→ Given instruction: Read the listing and extract each line that includes the word "Department".

»»

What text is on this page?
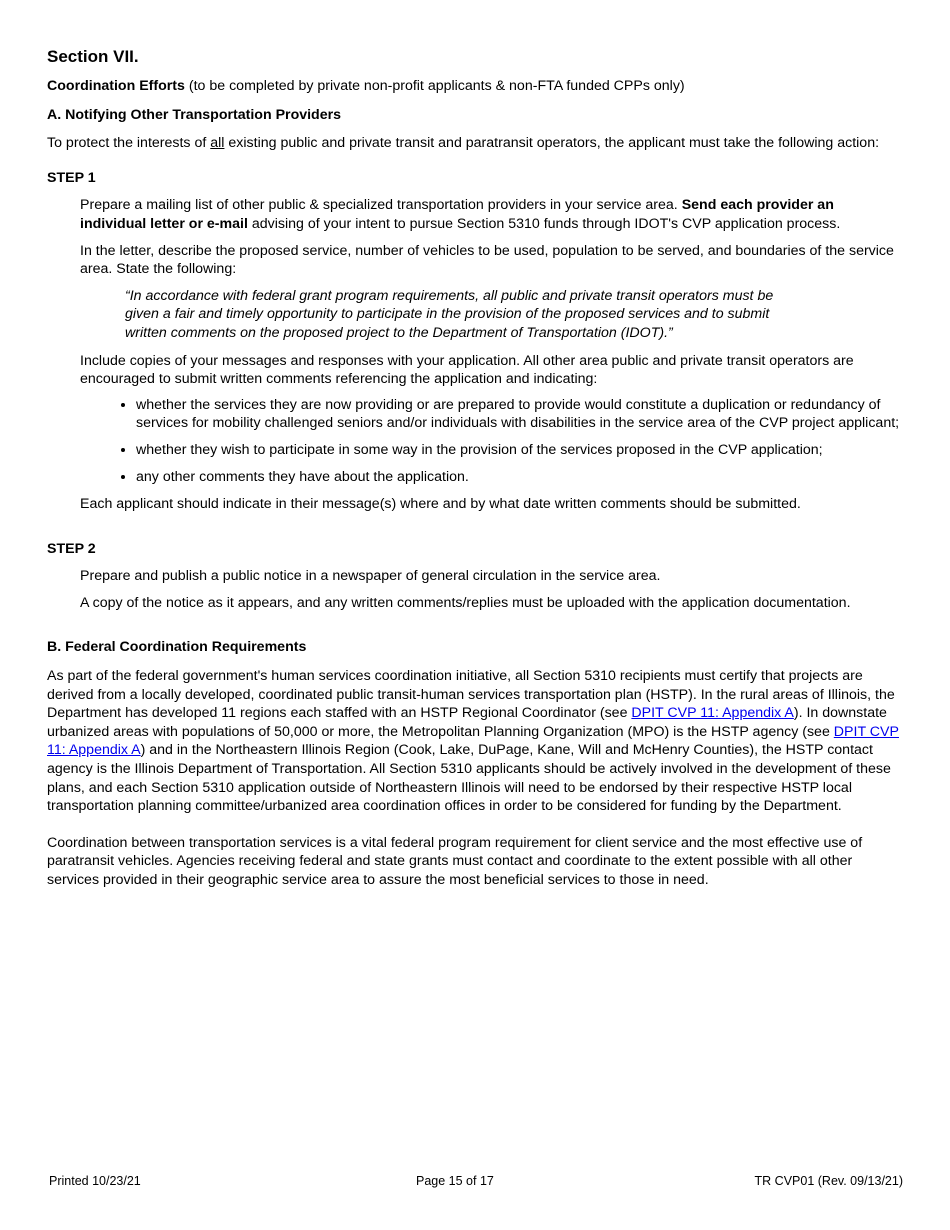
Section VII.

Coordination Efforts (to be completed by private non-profit applicants & non-FTA funded CPPs only)

A. Notifying Other Transportation Providers

To protect the interests of all existing public and private transit and paratransit operators, the applicant must take the following action:

STEP 1

Prepare a mailing list of other public & specialized transportation providers in your service area. Send each provider an individual letter or e-mail advising of your intent to pursue Section 5310 funds through IDOT's CVP application process.

In the letter, describe the proposed service, number of vehicles to be used, population to be served, and boundaries of the service area. State the following:

“In accordance with federal grant program requirements, all public and private transit operators must be given a fair and timely opportunity to participate in the provision of the proposed services and to submit written comments on the proposed project to the Department of Transportation (IDOT).”

Include copies of your messages and responses with your application. All other area public and private transit operators are encouraged to submit written comments referencing the application and indicating:

• whether the services they are now providing or are prepared to provide would constitute a duplication or redundancy of services for mobility challenged seniors and/or individuals with disabilities in the service area of the CVP project applicant;
• whether they wish to participate in some way in the provision of the services proposed in the CVP application;
• any other comments they have about the application.

Each applicant should indicate in their message(s) where and by what date written comments should be submitted.

STEP 2

Prepare and publish a public notice in a newspaper of general circulation in the service area.

A copy of the notice as it appears, and any written comments/replies must be uploaded with the application documentation.

B. Federal Coordination Requirements

As part of the federal government's human services coordination initiative, all Section 5310 recipients must certify that projects are derived from a locally developed, coordinated public transit-human services transportation plan (HSTP). In the rural areas of Illinois, the Department has developed 11 regions each staffed with an HSTP Regional Coordinator (see DPIT CVP 11: Appendix A). In downstate urbanized areas with populations of 50,000 or more, the Metropolitan Planning Organization (MPO) is the HSTP agency (see DPIT CVP 11: Appendix A) and in the Northeastern Illinois Region (Cook, Lake, DuPage, Kane, Will and McHenry Counties), the HSTP contact agency is the Illinois Department of Transportation. All Section 5310 applicants should be actively involved in the development of these plans, and each Section 5310 application outside of Northeastern Illinois will need to be endorsed by their respective HSTP local transportation planning committee/urbanized area coordination offices in order to be considered for funding by the Department.

Coordination between transportation services is a vital federal program requirement for client service and the most effective use of paratransit vehicles. Agencies receiving federal and state grants must contact and coordinate to the extent possible with all other services provided in their geographic service area to assure the most beneficial services to those in need.

Printed 10/23/21	Page 15 of 17	TR CVP01 (Rev. 09/13/21)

««

→ Answer below:
“In accordance with federal grant program requirements, all public and private transit operators must be given a fair and timely opportunity to participate in the provision of the proposed services and to submit written comments on the proposed project to the Department of Transportation (IDOT).”
As part of the federal government's human services coordination initiative, all Section 5310 recipients must certify that projects are derived from a locally developed, coordinated public transit-human services transportation plan (HSTP). In the rural areas of Illinois, the Department has developed 11 regions each staffed with an HSTP Regional Coordinator (see DPIT CVP 11: Appendix A). In downstate urbanized areas with populations of 50,000 or more, the Metropolitan Planning Organization (MPO) is the HSTP agency (see DPIT CVP 11: Appendix A) and in the Northeastern Illinois Region (Cook, Lake, DuPage, Kane, Will and McHenry Counties), the HSTP contact agency is the Illinois Department of Transportation. All Section 5310 applicants should be actively involved in the development of these plans, and each Section 5310 application outside of Northeastern Illinois will need to be endorsed by their respective HSTP local transportation planning committee/urbanized area coordination offices in order to be considered for funding by the Department.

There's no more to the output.